ROWS:
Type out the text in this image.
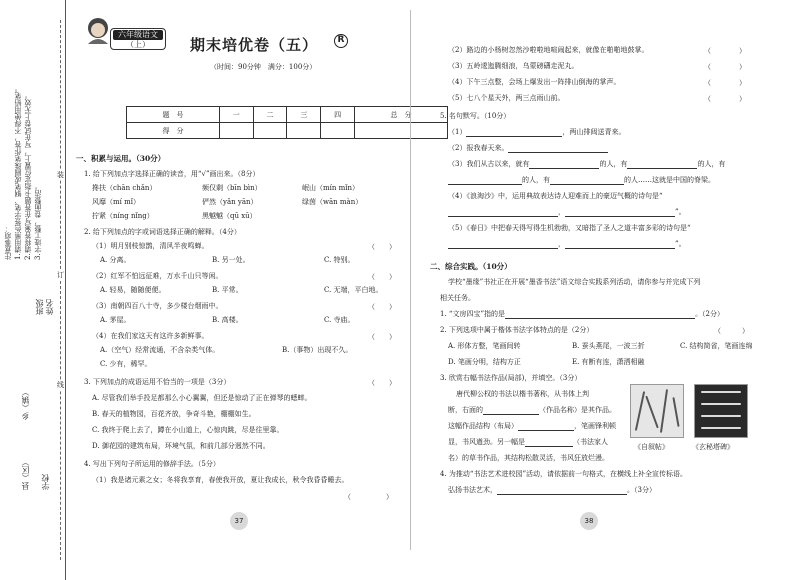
注意事项： 1.请用黑色签字笔、钢笔或圆珠笔作答，不得使用铅笔。 2.请将答案写在答题卡指定位置上，写在试卷上无效。 3.字迹工整，卷面整洁。
装
订
线
班级 姓名
县（区）
乡（镇）
学校
六年级语文
（上）	期末培优卷（五）	R
（时间：90分钟　满分：100分）
题　号	一	二	三	四	总　分
得　分					
一、积累与运用。（30分）
1. 给下列加点字选择正确的读音，用“√”画出来。（8分）
搀扶（chān chǎn）	频仅剩（bīn bìn）	岷山（mín mǐn）
风靡（mí mǐ）	俨然（yǎn yān）	绿茵（wān màn）
拧紧（níng nǐng）	黑魆魆（qū xū）
2. 给下列加点的字或词语选择正确的解释。（4分）
（1）明月别枝惊鹊，清风半夜鸣蝉。	（　　）
A. 分离。	B. 另一处。	C. 特别。
（2）红军不怕远征难，万水千山只等闲。	（　　）
A. 轻易，随随便便。	B. 平常。	C. 无端，平白地。
（3）南朝四百八十寺，多少楼台烟雨中。	（　　）
A. 茅屋。	B. 高楼。	C. 寺庙。
（4）在我们家这天有这许多新鲜事。	（　　）
A.（空气）经常流通，不含杂类气体。	B.（事物）出现不久。
C. 少有，稀罕。
3. 下列加点的成语运用不恰当的一项是（3分）	（　　）
A. 尽管我们举手投足都那么小心翼翼，但还是惊动了正在弹琴的蟋蟀。
B. 春天的植物园，百花齐放，争奇斗艳，棚棚如生。
C. 我终于爬上去了，蹲在小山道上，心惊肉跳，尽是往里靠。
D. 御花园的建筑布局，环境气氛，和前几部分迥然不同。
4. 写出下列句子所运用的修辞手法。（5分）
（1）我是诸元素之女；冬将我享育，春使我开放，夏让我成长，秋令我昏昏睡去。
（　　　　　）
37
（2）路边的小杨树忽然沙啦啦地喧闹起来，就像在啪啪地鼓掌。	（　　　　）
（3）五岭逶迤腾细浪，乌蒙磅礴走泥丸。	（　　　　）
（4）下午三点整，会场上爆发出一阵排山倒海的掌声。	（　　　　）
（5）七八个星天外，两三点雨山前。	（　　　　）
5. 名句默写。（10分）
（1）	，两山排闼送青来。
（2）报我春天来。
（3）我们从古以来，就有	的人，有	的人，有
的人，有	的人……这就是中国的脊梁。
（4）《浪淘沙》中，运用典故表达诗人迎难而上的豪迈气概的诗句是“
，	”。
（5）《春日》中把春天得写得生机勃勃，又暗指了圣人之道丰富多彩的诗句是“
，	”。
二、综合实践。（10分）
学校“墨缘”书社正在开展“墨香书法”语文综合实践系列活动，请你参与并完成下列
相关任务。
1. “文房四宝”指的是	。（2分）
2. 下列选项中属于楷体书法字体特点的是（2分）	（　　　）
A. 形体方整，笔画间转	B. 蚕头燕尾，一波三折	C. 结构简省，笔画连绵
D. 笔画分明，结构方正	E. 有断有连，潇洒相融
3. 欣赏右幅书法作品(局部)，并填空。（3分）
唐代柳公权的书法以楷书著称，从书体上判
断，右面的	（作品名称）是其作品。
这幅作品结构（布局）	，笔画锋利顿
显，书风遒劲。另一幅是	（书法家人
名）的草书作品，其结构松散灵活，书风狂放烂漫。
《自叙帖》	《玄秘塔碑》
4. 为推动“书法艺术进校园”活动，请依据前一句格式，在横线上补全宣传标语。
弘扬书法艺术，	。（3分）
38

AIM: Every line above should be repeated exactly; pictures stay out of the copy.

RESULT OF THIS TASK:
Type out the text in this image.
注意事项： 1.请用黑色签字笔、钢笔或圆珠笔作答，不得使用铅笔。 2.请将答案写在答题卡指定位置上，写在试卷上无效。 3.字迹工整，卷面整洁。
装
订
线
班级 姓名
县（区）
乡（镇）
学校
六年级语文
（上）	期末培优卷（五）	R
（时间：90分钟　满分：100分）
题　号	一	二	三	四	总　分
得　分					
一、积累与运用。（30分）
1. 给下列加点字选择正确的读音，用“√”画出来。（8分）
搀扶（chān chǎn）	频仅剩（bīn bìn）	岷山（mín mǐn）
风靡（mí mǐ）	俨然（yǎn yān）	绿茵（wān màn）
拧紧（níng nǐng）	黑魆魆（qū xū）
2. 给下列加点的字或词语选择正确的解释。（4分）
（1）明月别枝惊鹊，清风半夜鸣蝉。	（　　）
A. 分离。	B. 另一处。	C. 特别。
（2）红军不怕远征难，万水千山只等闲。	（　　）
A. 轻易，随随便便。	B. 平常。	C. 无端，平白地。
（3）南朝四百八十寺，多少楼台烟雨中。	（　　）
A. 茅屋。	B. 高楼。	C. 寺庙。
（4）在我们家这天有这许多新鲜事。	（　　）
A.（空气）经常流通，不含杂类气体。	B.（事物）出现不久。
C. 少有，稀罕。
3. 下列加点的成语运用不恰当的一项是（3分）	（　　）
A. 尽管我们举手投足都那么小心翼翼，但还是惊动了正在弹琴的蟋蟀。
B. 春天的植物园，百花齐放，争奇斗艳，棚棚如生。
C. 我终于爬上去了，蹲在小山道上，心惊肉跳，尽是往里靠。
D. 御花园的建筑布局，环境气氛，和前几部分迥然不同。
4. 写出下列句子所运用的修辞手法。（5分）
（1）我是诸元素之女；冬将我享育，春使我开放，夏让我成长，秋令我昏昏睡去。
（　　　　　）
37
（2）路边的小杨树忽然沙啦啦地喧闹起来，就像在啪啪地鼓掌。	（　　　　）
（3）五岭逶迤腾细浪，乌蒙磅礴走泥丸。	（　　　　）
（4）下午三点整，会场上爆发出一阵排山倒海的掌声。	（　　　　）
（5）七八个星天外，两三点雨山前。	（　　　　）
5. 名句默写。（10分）
（1）	，两山排闼送青来。
（2）报我春天来。
（3）我们从古以来，就有	的人，有	的人，有
的人，有	的人……这就是中国的脊梁。
（4）《浪淘沙》中，运用典故表达诗人迎难而上的豪迈气概的诗句是“
，	”。
（5）《春日》中把春天得写得生机勃勃，又暗指了圣人之道丰富多彩的诗句是“
，	”。
二、综合实践。（10分）
学校“墨缘”书社正在开展“墨香书法”语文综合实践系列活动，请你参与并完成下列
相关任务。
1. “文房四宝”指的是	。（2分）
2. 下列选项中属于楷体书法字体特点的是（2分）	（　　　）
A. 形体方整，笔画间转	B. 蚕头燕尾，一波三折	C. 结构简省，笔画连绵
D. 笔画分明，结构方正	E. 有断有连，潇洒相融
3. 欣赏右幅书法作品(局部)，并填空。（3分）
唐代柳公权的书法以楷书著称，从书体上判
断，右面的	（作品名称）是其作品。
这幅作品结构（布局）	，笔画锋利顿
显，书风遒劲。另一幅是	（书法家人
名）的草书作品，其结构松散灵活，书风狂放烂漫。
《自叙帖》	《玄秘塔碑》
4. 为推动“书法艺术进校园”活动，请依据前一句格式，在横线上补全宣传标语。
弘扬书法艺术，	。（3分）
38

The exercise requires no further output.